Record excerpts
○ ○ ○ ○ ○
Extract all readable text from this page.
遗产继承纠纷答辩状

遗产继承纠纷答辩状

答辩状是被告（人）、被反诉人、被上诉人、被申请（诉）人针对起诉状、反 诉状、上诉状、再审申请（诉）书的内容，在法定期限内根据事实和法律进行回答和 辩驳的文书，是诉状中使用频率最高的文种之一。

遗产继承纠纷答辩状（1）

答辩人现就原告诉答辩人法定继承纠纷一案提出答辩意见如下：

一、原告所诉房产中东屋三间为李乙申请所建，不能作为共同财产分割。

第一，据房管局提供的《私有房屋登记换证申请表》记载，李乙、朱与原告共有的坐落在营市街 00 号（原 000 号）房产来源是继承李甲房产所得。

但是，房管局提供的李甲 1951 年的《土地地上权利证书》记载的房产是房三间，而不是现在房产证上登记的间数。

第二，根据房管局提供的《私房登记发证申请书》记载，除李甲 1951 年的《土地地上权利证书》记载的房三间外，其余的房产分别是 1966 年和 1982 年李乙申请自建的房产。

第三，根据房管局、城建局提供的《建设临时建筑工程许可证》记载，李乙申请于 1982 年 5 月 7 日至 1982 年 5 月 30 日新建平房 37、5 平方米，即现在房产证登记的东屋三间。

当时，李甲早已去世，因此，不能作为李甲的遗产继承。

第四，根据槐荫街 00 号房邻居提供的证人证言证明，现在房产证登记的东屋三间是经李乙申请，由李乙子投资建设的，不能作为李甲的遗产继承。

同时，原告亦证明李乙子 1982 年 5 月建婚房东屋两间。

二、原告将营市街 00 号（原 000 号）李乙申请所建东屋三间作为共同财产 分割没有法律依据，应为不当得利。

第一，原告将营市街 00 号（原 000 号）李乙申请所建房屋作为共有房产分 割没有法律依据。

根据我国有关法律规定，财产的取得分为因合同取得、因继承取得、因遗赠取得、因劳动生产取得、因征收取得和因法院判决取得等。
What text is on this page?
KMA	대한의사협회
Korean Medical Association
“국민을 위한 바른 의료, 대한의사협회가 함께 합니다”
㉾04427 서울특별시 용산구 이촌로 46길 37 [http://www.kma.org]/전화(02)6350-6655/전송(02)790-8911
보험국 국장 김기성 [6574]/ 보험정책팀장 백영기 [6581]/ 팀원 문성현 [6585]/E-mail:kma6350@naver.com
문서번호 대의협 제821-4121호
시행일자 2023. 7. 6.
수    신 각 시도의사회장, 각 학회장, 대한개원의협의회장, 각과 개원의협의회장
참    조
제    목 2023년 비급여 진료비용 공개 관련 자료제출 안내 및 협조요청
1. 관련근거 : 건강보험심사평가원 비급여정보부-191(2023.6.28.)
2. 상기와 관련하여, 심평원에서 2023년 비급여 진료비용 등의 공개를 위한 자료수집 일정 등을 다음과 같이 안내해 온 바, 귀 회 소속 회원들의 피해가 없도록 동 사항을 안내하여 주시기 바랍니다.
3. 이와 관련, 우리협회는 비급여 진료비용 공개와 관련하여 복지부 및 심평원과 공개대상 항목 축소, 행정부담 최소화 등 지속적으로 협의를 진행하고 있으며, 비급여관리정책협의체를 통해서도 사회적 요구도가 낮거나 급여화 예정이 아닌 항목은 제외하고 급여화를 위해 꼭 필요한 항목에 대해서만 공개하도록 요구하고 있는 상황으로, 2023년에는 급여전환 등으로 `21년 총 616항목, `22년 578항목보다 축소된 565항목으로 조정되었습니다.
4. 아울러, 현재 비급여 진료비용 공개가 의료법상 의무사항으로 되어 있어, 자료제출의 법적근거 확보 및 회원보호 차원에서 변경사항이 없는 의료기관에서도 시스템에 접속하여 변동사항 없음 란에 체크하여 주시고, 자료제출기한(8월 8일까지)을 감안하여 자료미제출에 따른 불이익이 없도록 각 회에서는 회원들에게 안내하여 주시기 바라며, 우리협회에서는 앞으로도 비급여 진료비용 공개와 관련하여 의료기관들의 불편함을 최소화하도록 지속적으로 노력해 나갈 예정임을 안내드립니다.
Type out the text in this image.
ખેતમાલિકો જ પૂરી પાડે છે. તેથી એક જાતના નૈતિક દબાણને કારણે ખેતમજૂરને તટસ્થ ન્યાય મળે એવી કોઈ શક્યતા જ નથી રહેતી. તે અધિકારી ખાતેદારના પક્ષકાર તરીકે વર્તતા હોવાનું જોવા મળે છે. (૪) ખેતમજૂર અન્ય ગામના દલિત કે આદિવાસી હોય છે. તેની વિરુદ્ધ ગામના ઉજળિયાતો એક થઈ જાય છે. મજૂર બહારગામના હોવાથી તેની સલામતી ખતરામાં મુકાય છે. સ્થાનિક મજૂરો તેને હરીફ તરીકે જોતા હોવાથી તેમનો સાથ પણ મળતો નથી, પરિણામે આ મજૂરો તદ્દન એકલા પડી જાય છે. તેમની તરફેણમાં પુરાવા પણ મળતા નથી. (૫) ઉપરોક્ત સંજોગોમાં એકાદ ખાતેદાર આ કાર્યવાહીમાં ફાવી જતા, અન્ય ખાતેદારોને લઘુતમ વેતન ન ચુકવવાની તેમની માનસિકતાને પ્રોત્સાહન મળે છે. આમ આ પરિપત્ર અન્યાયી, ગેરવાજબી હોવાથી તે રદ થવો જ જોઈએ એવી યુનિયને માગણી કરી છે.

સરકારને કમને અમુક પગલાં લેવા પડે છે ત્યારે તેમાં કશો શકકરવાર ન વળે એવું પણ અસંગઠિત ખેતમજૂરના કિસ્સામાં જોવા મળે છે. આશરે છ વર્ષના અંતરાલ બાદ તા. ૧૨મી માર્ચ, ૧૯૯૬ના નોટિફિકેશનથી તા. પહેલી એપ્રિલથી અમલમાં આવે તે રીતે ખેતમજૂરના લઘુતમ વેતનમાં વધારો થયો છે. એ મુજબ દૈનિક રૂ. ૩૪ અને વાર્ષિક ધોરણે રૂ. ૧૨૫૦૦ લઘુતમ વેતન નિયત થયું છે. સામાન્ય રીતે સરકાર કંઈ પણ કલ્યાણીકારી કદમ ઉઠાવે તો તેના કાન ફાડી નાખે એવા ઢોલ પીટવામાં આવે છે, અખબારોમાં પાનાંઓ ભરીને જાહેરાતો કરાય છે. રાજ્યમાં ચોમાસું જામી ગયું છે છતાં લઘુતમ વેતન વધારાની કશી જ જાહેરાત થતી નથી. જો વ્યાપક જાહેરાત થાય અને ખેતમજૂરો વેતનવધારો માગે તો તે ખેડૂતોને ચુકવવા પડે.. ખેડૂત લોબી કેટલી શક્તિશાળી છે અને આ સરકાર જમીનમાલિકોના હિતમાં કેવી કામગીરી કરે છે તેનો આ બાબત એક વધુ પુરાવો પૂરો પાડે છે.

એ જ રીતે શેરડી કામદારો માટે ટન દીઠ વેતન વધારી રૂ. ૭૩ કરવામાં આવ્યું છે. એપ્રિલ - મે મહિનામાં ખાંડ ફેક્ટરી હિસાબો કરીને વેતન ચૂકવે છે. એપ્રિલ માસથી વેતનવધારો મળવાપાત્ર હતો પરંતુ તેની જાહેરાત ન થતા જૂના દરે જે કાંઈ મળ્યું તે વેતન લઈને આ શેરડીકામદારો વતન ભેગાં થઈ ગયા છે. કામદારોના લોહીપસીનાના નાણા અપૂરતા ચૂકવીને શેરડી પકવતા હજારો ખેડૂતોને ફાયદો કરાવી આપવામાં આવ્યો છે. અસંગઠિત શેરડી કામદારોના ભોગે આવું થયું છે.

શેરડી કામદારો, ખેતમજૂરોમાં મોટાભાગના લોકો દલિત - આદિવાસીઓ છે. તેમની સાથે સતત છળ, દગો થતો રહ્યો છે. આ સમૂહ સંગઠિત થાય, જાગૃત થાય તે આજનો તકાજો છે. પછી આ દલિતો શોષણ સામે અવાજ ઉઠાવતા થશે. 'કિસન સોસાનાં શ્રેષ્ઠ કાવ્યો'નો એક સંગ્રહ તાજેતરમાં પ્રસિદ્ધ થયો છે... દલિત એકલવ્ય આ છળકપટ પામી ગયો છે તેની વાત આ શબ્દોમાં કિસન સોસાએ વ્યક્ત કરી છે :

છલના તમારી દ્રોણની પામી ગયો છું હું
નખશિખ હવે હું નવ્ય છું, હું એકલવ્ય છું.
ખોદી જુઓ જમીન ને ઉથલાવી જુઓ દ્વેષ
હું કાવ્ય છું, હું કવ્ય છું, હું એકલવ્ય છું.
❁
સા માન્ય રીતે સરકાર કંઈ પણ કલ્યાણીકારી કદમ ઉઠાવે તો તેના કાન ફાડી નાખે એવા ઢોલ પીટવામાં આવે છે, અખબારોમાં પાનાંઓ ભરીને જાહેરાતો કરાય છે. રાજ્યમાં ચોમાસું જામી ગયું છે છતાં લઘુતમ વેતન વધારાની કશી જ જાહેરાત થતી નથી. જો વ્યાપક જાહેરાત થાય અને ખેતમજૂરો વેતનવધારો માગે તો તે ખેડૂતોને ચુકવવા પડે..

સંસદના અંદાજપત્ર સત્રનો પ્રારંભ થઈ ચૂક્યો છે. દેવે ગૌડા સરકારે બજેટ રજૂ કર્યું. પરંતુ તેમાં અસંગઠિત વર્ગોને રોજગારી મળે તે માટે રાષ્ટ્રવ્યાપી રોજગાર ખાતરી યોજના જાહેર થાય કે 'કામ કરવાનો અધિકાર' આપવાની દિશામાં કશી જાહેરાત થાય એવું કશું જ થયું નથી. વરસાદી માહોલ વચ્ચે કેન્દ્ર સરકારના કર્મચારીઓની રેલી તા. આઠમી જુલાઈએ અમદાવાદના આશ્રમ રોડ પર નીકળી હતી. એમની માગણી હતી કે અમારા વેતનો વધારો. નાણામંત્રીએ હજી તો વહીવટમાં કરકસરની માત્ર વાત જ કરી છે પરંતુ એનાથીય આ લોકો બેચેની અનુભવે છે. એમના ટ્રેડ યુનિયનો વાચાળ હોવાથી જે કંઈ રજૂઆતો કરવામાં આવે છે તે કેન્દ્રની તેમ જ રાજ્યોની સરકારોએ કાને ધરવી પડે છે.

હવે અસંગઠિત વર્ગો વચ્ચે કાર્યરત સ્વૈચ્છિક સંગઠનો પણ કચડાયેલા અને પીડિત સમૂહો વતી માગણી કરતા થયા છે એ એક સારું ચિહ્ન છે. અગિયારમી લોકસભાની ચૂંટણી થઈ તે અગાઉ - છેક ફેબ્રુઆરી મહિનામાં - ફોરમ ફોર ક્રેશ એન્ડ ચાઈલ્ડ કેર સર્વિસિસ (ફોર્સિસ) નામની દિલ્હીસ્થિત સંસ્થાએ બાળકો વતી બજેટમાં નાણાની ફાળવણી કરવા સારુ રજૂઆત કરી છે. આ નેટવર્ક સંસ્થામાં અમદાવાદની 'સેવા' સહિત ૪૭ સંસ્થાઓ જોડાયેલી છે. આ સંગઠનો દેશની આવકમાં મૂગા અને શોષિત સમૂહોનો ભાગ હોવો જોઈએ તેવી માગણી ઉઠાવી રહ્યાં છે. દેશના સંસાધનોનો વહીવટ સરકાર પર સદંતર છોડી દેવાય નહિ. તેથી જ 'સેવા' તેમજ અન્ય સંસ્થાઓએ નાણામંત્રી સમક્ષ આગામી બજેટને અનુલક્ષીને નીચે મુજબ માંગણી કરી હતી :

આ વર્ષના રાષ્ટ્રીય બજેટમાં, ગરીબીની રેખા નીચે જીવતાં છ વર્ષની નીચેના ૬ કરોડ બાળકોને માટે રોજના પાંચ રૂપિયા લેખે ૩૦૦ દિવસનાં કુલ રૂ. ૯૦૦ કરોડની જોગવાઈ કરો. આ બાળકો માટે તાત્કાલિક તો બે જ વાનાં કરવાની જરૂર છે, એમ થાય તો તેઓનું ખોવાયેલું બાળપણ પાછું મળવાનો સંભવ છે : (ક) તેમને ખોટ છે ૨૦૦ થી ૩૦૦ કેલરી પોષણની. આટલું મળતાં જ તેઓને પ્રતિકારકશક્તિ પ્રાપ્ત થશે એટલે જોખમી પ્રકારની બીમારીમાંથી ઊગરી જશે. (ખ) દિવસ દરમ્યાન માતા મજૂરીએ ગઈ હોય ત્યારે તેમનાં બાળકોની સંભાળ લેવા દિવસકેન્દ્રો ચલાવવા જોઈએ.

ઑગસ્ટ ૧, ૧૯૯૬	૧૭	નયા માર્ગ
○ ○ ○ ○ ○
Requirements
Where does the word "관련하여" appear? Return each line that holds it.

Correct result
2. 상기와 관련하여, 심평원에서 2023년 비급여 진료비용 등의 공개를 위한 자료수집 일정 등을 다음과 같이 안내해 온 바, 귀 회 소속 회원들의 피해가 없도록 동 사항을 안내하여 주시기 바랍니다.
3. 이와 관련, 우리협회는 비급여 진료비용 공개와 관련하여 복지부 및 심평원과 공개대상 항목 축소, 행정부담 최소화 등 지속적으로 협의를 진행하고 있으며, 비급여관리정책협의체를 통해서도 사회적 요구도가 낮거나 급여화 예정이 아닌 항목은 제외하고 급여화를 위해 꼭 필요한 항목에 대해서만 공개하도록 요구하고 있는 상황으로, 2023년에는 급여전환 등으로 `21년 총 616항목, `22년 578항목보다 축소된 565항목으로 조정되었습니다.
4. 아울러, 현재 비급여 진료비용 공개가 의료법상 의무사항으로 되어 있어, 자료제출의 법적근거 확보 및 회원보호 차원에서 변경사항이 없는 의료기관에서도 시스템에 접속하여 변동사항 없음 란에 체크하여 주시고, 자료제출기한(8월 8일까지)을 감안하여 자료미제출에 따른 불이익이 없도록 각 회에서는 회원들에게 안내하여 주시기 바라며, 우리협회에서는 앞으로도 비급여 진료비용 공개와 관련하여 의료기관들의 불편함을 최소화하도록 지속적으로 노력해 나갈 예정임을 안내드립니다.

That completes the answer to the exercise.